→ Items listed in a dataset:

— begin —

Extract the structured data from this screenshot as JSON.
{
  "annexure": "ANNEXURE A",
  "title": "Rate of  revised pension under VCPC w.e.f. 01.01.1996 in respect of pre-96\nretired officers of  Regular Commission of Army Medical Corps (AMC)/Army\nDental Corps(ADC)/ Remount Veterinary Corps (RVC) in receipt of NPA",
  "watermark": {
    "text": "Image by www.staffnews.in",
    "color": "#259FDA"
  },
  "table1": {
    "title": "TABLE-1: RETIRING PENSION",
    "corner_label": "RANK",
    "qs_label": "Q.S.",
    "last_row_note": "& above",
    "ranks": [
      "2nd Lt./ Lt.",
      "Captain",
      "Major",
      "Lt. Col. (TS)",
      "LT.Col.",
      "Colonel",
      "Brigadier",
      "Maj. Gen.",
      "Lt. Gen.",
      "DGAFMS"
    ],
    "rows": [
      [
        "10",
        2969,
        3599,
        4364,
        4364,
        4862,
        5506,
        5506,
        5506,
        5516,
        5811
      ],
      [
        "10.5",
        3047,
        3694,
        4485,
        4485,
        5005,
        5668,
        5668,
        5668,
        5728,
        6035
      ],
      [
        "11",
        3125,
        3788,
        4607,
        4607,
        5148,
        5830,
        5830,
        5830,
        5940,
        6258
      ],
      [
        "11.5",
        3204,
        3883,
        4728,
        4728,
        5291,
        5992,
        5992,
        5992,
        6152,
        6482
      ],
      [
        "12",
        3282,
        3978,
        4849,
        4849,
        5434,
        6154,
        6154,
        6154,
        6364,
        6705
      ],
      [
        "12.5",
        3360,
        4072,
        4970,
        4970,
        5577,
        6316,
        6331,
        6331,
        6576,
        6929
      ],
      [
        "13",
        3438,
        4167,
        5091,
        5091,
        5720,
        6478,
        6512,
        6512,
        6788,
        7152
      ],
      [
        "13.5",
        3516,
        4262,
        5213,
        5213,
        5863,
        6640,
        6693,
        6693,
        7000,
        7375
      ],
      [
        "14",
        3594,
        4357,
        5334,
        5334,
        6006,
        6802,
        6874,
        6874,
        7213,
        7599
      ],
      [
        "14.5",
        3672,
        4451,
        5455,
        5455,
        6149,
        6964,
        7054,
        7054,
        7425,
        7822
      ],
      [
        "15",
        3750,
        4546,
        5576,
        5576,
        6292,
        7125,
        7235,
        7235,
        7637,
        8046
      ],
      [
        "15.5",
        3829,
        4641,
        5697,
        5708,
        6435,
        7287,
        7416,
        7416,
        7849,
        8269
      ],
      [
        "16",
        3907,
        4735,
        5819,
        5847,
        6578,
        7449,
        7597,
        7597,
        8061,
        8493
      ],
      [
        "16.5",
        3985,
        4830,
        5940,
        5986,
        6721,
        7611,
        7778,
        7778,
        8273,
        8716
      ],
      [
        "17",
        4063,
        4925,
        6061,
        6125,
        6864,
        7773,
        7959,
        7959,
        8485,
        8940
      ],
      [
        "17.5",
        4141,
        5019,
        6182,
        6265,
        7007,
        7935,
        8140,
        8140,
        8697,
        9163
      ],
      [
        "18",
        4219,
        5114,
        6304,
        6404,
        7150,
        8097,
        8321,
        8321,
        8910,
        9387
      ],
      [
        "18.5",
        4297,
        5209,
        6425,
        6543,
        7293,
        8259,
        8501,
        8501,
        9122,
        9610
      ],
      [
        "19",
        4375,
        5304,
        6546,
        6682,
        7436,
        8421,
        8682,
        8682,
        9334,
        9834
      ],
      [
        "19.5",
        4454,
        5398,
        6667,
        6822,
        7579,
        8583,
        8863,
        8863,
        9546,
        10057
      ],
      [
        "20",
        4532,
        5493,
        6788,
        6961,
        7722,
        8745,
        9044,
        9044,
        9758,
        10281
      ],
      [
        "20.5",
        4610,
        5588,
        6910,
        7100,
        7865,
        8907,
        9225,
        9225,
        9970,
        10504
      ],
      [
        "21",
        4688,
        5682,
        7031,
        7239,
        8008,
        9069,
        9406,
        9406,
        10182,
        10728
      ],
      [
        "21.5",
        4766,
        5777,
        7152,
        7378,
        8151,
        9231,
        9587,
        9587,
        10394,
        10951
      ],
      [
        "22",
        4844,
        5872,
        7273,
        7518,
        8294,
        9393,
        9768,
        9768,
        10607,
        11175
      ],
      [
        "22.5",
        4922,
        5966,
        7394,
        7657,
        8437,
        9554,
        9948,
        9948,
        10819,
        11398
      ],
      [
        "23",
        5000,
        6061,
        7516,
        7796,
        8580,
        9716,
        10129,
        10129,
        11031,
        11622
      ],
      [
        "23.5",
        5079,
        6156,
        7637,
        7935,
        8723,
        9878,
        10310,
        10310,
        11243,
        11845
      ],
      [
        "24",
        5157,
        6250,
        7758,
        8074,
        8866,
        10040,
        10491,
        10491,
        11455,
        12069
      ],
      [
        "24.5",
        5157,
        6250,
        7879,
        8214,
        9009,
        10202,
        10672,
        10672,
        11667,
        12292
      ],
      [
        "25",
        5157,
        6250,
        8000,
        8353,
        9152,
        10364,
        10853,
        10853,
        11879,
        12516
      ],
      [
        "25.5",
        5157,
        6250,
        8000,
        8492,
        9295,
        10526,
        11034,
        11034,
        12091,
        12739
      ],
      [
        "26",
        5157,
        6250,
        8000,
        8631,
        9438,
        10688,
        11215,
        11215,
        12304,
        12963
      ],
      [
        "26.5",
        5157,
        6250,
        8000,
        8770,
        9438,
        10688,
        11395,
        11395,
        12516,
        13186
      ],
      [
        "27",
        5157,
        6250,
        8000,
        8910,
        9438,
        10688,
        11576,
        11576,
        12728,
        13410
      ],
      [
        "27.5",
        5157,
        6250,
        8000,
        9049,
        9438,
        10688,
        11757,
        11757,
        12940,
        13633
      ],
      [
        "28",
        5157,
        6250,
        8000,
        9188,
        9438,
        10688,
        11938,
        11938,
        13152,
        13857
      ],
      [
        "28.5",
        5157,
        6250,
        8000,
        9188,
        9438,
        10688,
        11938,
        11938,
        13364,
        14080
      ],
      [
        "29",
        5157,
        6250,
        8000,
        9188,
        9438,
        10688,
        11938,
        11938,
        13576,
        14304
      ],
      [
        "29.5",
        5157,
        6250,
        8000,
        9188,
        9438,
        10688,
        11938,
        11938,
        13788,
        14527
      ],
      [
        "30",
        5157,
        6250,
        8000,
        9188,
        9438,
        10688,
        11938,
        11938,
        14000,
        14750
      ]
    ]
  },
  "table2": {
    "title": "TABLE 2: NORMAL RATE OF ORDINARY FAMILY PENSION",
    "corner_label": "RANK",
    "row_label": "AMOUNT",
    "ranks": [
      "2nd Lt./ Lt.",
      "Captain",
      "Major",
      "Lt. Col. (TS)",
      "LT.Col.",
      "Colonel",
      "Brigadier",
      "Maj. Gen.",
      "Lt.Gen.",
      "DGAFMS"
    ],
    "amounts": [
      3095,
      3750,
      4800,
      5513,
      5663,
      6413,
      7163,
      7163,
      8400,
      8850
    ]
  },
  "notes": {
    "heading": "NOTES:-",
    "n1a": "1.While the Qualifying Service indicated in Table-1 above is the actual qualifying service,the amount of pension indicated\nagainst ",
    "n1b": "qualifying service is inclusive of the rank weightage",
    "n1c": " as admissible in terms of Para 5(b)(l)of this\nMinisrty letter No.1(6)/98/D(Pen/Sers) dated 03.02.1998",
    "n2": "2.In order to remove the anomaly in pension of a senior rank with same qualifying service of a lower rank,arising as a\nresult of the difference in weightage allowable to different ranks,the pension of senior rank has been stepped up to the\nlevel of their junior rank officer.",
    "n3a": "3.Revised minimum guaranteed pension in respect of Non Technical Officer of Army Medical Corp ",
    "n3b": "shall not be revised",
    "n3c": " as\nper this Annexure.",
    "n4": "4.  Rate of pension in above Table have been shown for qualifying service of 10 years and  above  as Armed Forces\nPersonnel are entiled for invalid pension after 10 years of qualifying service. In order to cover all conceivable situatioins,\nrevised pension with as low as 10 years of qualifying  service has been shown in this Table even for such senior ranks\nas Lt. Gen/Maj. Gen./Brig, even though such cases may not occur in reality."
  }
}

— end —

→ Problem details:
List all lines holding the string "service".

→ Response for this exercise:
    "n1a": "1.While the Qualifying Service indicated in Table-1 above is the actual qualifying service,the amount of pension indicated\nagainst ",
    "n1b": "qualifying service is inclusive of the rank weightage",
    "n2": "2.In order to remove the anomaly in pension of a senior rank with same qualifying service of a lower rank,arising as a\nresult of the difference in weightage allowable to different ranks,the pension of senior rank has been stepped up to the\nlevel of their junior rank officer.",
    "n4": "4.  Rate of pension in above Table have been shown for qualifying service of 10 years and  above  as Armed Forces\nPersonnel are entiled for invalid pension after 10 years of qualifying service. In order to cover all conceivable situatioins,\nrevised pension with as low as 10 years of qualifying  service has been shown in this Table even for such senior ranks\nas Lt. Gen/Maj. Gen./Brig, even though such cases may not occur in reality."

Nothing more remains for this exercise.